Return a copy of every line in the records that includes the word "JSON".

◆ **Data for this task**:

^^^^

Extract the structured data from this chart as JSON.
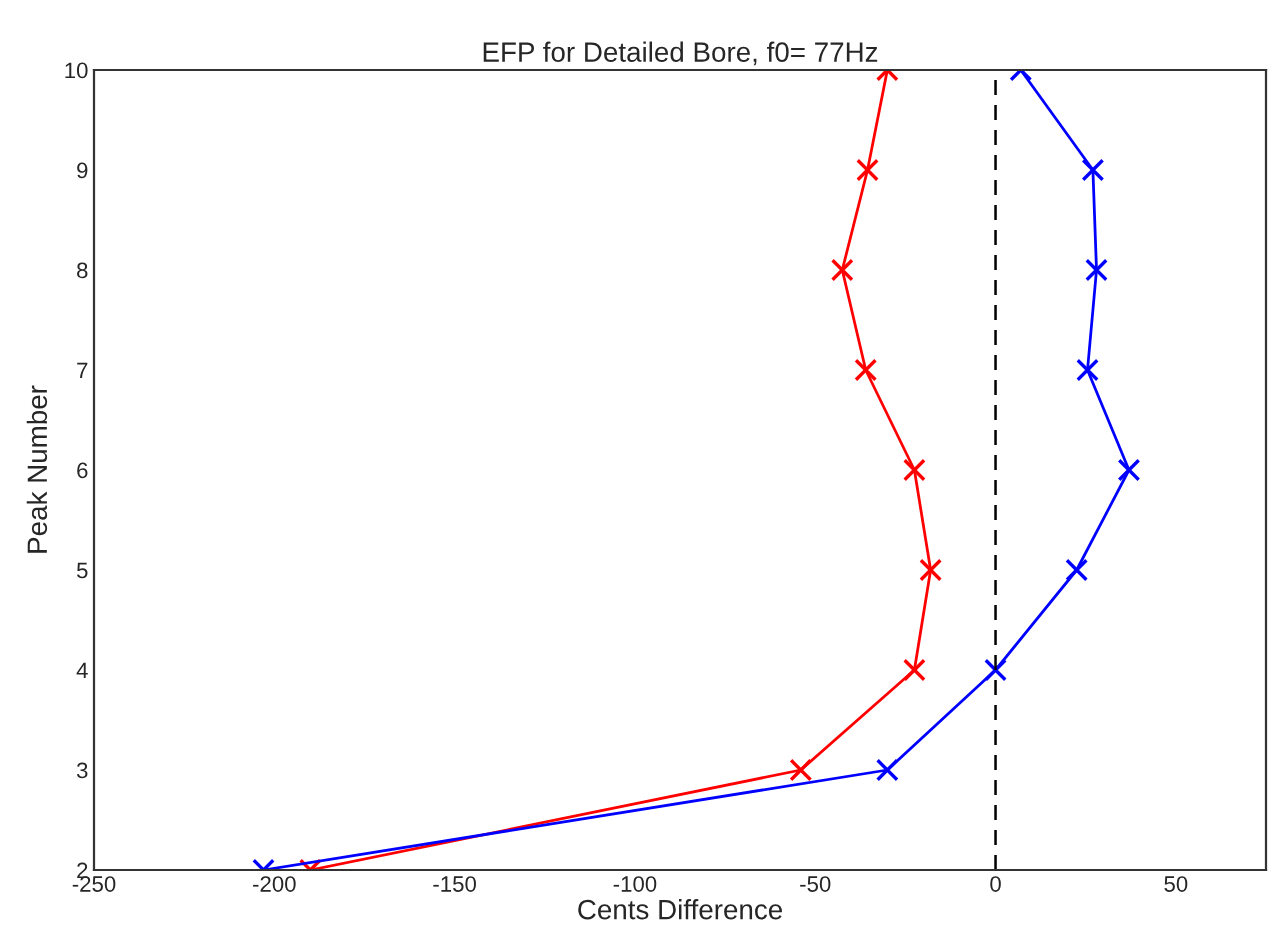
{
  "chart_data": {
    "type": "line",
    "title": "EFP for Detailed Bore, f0= 77Hz",
    "xlabel": "Cents Difference",
    "ylabel": "Peak Number",
    "orientation": "horizontal",
    "marker": "cross",
    "line_style": "solid",
    "grid": false,
    "xlim": [
      -250,
      75
    ],
    "xticks": [
      -250,
      -200,
      -150,
      -100,
      -50,
      0,
      50
    ],
    "ylim": [
      2,
      10
    ],
    "yticks": [
      2,
      3,
      4,
      5,
      6,
      7,
      8,
      9,
      10
    ],
    "ref_lines": [
      {
        "axis": "x",
        "value": 0,
        "color": "#000000",
        "line_style": "dashed"
      }
    ],
    "series": [
      {
        "color": "#ff0000",
        "x": [
          2,
          3,
          4,
          5,
          6,
          7,
          8,
          9,
          10
        ],
        "values": [
          -190,
          -54,
          -22.5,
          -18,
          -22.5,
          -36,
          -42.5,
          -35.5,
          -30
        ]
      },
      {
        "color": "#0000ff",
        "x": [
          2,
          3,
          4,
          5,
          6,
          7,
          8,
          9,
          10
        ],
        "values": [
          -203,
          -30,
          0,
          22.5,
          37,
          25.5,
          28,
          27,
          7
        ]
      }
    ]
  }
}
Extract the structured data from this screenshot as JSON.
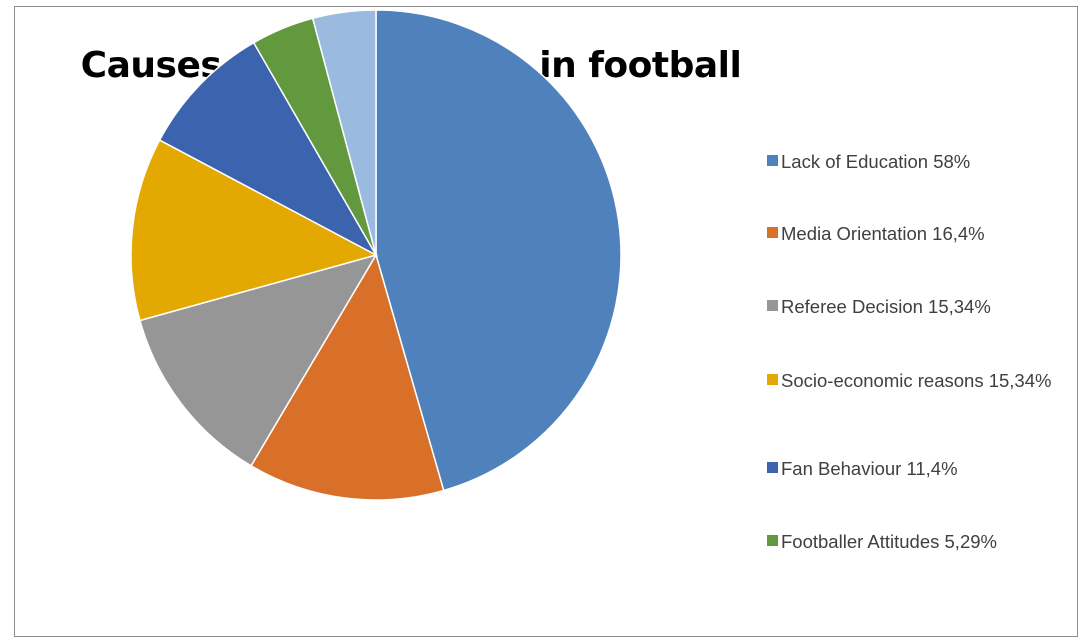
{
  "chart_data": {
    "type": "pie",
    "title": "Causes of the violence in football",
    "slices": [
      {
        "label": "Lack of Education 58%",
        "value": 46.0,
        "color": "#4f81bd"
      },
      {
        "label": "Media Orientation 16,4%",
        "value": 13.1,
        "color": "#d8702a"
      },
      {
        "label": " Referee Decision 15,34%",
        "value": 12.3,
        "color": "#969696"
      },
      {
        "label": "Socio-economic reasons 15,34%",
        "value": 12.2,
        "color": "#e3a801"
      },
      {
        "label": "Fan Behaviour 11,4%",
        "value": 9.0,
        "color": "#3c63ad"
      },
      {
        "label": "Footballer Attitudes 5,29%",
        "value": 4.2,
        "color": "#62993e"
      },
      {
        "label": "",
        "value": 4.2,
        "color": "#9bbae0"
      }
    ],
    "start_angle_deg": 0,
    "direction": "clockwise",
    "legend_position": "right"
  }
}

^^^^

◆ **Response to the exercise**:
Extract the structured data from this chart as JSON.
Extract the structured data from this screenshot as JSON.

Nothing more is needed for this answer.